◆ **What you should do**
Below are some records. Copy every line in them that holds "praviti".

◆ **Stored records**
================
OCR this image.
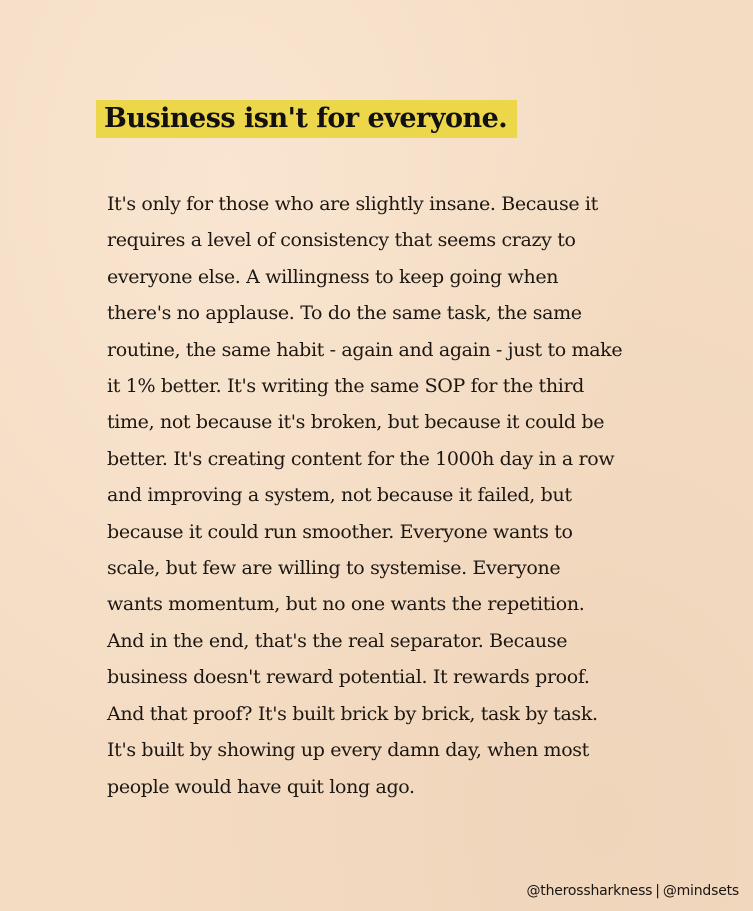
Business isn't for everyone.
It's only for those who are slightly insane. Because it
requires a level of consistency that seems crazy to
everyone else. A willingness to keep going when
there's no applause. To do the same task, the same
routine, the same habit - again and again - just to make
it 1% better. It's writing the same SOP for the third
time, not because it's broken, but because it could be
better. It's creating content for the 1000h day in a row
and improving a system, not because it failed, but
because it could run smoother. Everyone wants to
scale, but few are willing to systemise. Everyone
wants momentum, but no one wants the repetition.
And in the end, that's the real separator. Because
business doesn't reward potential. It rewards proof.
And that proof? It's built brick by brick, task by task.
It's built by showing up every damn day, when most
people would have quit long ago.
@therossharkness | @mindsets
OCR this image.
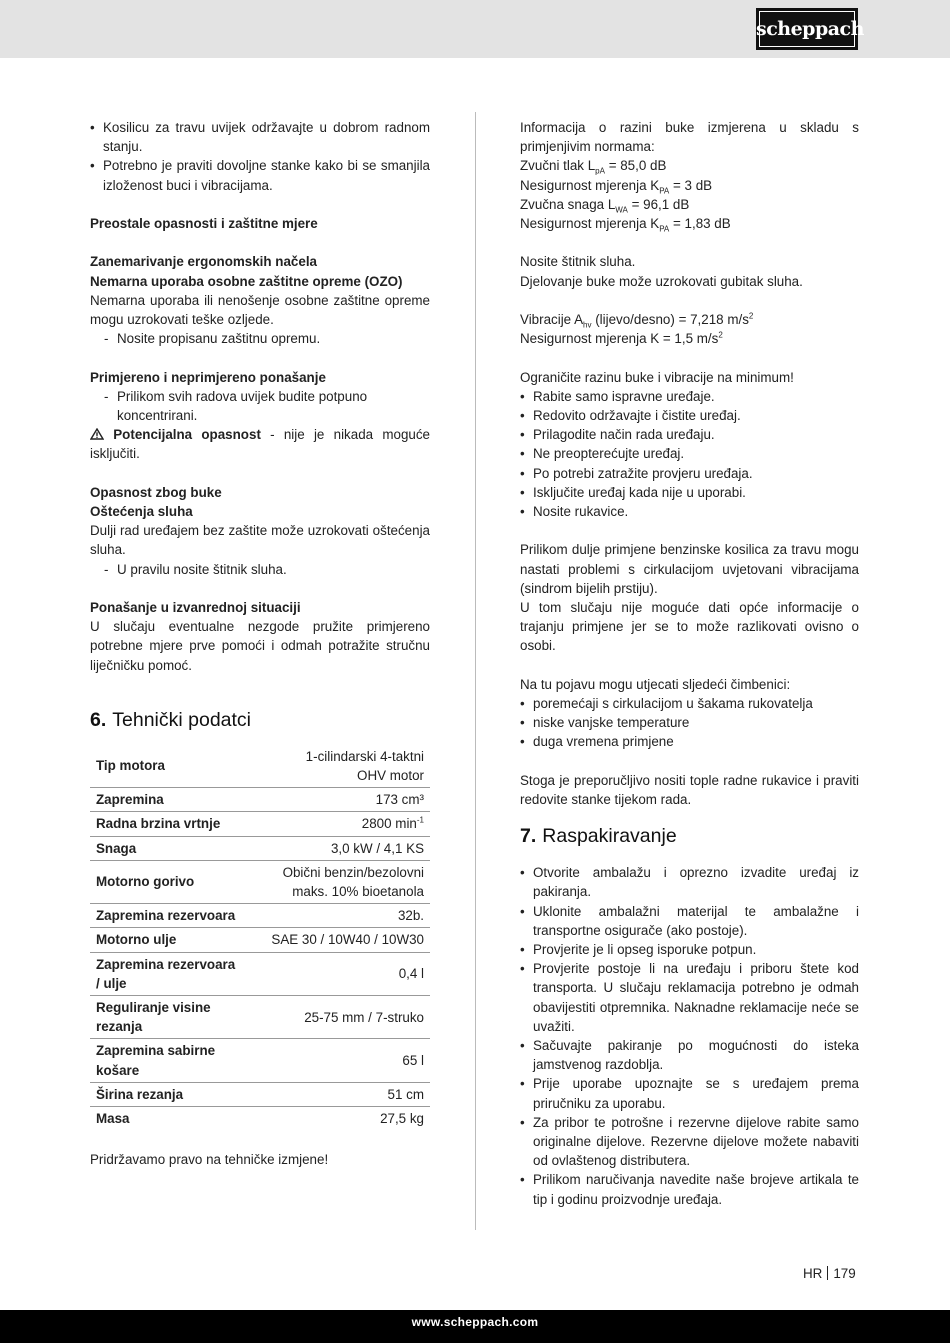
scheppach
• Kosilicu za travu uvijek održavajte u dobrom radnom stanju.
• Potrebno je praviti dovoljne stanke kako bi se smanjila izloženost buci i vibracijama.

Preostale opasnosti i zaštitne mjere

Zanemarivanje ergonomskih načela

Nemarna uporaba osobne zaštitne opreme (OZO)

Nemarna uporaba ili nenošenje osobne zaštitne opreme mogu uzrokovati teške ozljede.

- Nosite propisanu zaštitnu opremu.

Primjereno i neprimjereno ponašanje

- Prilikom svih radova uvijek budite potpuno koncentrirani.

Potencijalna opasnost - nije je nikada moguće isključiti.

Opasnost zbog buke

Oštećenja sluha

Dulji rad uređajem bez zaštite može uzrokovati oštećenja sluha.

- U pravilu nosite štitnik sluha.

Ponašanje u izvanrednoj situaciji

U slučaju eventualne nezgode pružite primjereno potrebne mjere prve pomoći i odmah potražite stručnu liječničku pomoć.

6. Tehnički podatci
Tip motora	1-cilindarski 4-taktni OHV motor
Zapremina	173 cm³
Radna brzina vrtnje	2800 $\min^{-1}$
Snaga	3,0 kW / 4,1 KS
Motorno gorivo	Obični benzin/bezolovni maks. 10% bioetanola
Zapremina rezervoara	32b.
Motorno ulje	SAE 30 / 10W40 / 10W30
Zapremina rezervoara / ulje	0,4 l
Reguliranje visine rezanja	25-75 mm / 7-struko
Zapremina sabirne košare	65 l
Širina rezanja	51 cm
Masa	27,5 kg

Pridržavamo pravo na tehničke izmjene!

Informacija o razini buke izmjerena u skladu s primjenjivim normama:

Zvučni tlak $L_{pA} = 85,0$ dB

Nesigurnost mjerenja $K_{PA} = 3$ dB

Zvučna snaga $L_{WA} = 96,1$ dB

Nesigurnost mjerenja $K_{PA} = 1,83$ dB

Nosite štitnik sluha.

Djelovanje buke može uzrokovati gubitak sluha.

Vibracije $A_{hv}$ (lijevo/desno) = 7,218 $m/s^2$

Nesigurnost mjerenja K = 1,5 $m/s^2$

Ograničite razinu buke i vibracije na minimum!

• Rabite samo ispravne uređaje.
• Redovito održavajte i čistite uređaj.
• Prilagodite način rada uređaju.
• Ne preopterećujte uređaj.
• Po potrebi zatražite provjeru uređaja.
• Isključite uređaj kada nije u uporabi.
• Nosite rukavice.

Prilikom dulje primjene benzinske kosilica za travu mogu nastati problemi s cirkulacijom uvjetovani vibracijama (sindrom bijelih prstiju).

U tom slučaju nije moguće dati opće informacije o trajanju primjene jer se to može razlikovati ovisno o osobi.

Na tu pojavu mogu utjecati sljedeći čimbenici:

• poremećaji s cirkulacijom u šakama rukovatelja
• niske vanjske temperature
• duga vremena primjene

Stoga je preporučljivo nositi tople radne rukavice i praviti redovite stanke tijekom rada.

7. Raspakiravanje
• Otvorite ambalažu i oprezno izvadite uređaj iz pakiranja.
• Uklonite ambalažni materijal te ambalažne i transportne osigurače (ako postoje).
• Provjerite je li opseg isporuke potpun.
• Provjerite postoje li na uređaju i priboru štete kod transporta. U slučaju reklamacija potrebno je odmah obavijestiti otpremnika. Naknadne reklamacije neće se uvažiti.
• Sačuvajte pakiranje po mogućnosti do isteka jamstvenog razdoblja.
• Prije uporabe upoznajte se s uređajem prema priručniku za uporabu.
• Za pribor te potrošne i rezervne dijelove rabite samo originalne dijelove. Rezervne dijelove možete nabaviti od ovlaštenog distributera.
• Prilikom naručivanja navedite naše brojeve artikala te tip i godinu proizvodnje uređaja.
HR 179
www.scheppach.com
================
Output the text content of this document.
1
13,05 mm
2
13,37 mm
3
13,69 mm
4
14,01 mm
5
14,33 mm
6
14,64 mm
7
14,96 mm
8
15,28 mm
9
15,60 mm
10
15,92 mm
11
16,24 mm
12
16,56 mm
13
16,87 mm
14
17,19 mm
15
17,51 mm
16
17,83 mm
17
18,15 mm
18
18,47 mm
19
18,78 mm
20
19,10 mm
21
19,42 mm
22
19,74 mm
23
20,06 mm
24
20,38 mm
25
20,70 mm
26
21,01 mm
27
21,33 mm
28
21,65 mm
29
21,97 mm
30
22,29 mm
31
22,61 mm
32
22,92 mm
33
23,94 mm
================
◆ **Answer in full**
• Potrebno je praviti dovoljne stanke kako bi se smanjila izloženost buci i vibracijama.
Stoga je preporučljivo nositi tople radne rukavice i praviti redovite stanke tijekom rada.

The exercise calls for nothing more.